▸ **Task objective**
Identify, in the records below, every line where the string "erosion" appears, and copy each such line.
___
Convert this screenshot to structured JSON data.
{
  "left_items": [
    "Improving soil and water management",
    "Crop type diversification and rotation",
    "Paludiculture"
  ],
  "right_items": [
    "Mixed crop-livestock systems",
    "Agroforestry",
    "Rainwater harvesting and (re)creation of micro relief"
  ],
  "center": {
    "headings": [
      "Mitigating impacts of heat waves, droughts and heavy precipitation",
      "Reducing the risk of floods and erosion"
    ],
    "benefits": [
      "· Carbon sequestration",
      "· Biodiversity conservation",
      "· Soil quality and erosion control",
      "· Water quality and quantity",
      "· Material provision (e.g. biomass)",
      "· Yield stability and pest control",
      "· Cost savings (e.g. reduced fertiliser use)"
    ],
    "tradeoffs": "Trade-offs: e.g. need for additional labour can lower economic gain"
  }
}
___
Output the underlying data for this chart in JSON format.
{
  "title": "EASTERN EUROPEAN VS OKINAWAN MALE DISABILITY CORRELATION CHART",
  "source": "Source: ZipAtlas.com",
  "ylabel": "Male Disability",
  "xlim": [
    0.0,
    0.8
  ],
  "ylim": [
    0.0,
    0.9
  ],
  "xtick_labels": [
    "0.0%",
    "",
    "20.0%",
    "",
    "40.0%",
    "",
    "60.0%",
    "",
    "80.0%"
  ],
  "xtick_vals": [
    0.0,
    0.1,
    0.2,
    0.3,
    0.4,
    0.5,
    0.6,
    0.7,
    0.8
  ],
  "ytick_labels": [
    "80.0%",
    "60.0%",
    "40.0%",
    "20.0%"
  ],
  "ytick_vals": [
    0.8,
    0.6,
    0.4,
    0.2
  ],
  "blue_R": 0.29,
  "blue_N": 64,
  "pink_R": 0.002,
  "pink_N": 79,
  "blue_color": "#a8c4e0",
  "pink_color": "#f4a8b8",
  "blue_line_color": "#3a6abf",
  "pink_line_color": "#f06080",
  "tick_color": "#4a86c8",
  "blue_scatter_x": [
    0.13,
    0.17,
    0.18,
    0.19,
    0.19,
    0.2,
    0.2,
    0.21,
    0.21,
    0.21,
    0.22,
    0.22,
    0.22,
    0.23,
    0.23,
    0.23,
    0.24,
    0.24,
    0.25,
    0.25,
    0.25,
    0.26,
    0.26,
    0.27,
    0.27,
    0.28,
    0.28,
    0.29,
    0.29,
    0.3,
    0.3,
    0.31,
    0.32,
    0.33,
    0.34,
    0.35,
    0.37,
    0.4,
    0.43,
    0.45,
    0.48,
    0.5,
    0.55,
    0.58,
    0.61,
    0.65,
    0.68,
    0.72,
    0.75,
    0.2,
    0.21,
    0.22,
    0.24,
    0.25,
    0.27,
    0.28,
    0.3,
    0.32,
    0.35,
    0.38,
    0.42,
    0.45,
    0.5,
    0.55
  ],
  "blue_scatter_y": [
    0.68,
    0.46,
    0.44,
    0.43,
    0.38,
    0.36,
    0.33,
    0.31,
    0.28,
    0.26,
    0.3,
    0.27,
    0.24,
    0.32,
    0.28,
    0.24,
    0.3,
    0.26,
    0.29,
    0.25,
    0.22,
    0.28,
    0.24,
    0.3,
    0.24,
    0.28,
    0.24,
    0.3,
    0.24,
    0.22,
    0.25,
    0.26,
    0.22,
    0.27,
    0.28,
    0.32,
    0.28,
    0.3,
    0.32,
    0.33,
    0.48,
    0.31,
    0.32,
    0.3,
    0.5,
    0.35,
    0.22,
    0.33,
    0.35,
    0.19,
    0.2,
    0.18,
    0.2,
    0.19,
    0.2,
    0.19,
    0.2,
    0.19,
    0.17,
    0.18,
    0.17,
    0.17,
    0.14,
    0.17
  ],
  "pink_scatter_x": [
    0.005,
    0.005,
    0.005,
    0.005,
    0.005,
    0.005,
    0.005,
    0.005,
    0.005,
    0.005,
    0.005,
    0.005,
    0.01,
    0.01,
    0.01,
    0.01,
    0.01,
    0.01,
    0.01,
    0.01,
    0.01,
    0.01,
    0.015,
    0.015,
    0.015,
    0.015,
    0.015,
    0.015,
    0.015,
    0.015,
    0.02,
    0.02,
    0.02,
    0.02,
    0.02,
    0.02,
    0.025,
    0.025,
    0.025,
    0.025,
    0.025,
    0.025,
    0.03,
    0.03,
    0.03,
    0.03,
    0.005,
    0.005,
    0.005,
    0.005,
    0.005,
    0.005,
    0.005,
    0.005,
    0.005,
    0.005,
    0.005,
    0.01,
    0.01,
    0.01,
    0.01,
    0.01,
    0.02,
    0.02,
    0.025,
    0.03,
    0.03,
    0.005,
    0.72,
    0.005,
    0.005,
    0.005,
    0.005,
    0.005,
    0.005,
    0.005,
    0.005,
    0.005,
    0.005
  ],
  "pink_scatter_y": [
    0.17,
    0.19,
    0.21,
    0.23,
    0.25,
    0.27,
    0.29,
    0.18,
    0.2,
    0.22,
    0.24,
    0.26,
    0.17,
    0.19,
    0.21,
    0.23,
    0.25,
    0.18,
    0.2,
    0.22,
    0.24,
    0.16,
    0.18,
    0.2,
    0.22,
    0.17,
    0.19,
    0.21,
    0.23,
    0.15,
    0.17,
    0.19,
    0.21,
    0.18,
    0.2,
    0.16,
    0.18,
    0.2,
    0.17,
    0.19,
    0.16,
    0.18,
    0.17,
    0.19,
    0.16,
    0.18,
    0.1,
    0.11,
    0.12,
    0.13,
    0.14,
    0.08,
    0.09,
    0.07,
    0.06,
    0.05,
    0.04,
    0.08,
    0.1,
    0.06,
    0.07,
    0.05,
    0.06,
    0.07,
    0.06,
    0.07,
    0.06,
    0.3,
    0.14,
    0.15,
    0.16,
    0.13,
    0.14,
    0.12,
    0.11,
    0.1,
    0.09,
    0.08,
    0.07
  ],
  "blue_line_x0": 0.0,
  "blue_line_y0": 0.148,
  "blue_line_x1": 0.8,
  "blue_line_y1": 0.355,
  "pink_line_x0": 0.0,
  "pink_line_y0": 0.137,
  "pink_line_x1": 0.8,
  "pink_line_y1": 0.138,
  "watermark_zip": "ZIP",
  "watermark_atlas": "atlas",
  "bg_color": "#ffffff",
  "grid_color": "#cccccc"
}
___
▸ **Task answer**
      "Reducing the risk of floods and erosion"
      "· Soil quality and erosion control",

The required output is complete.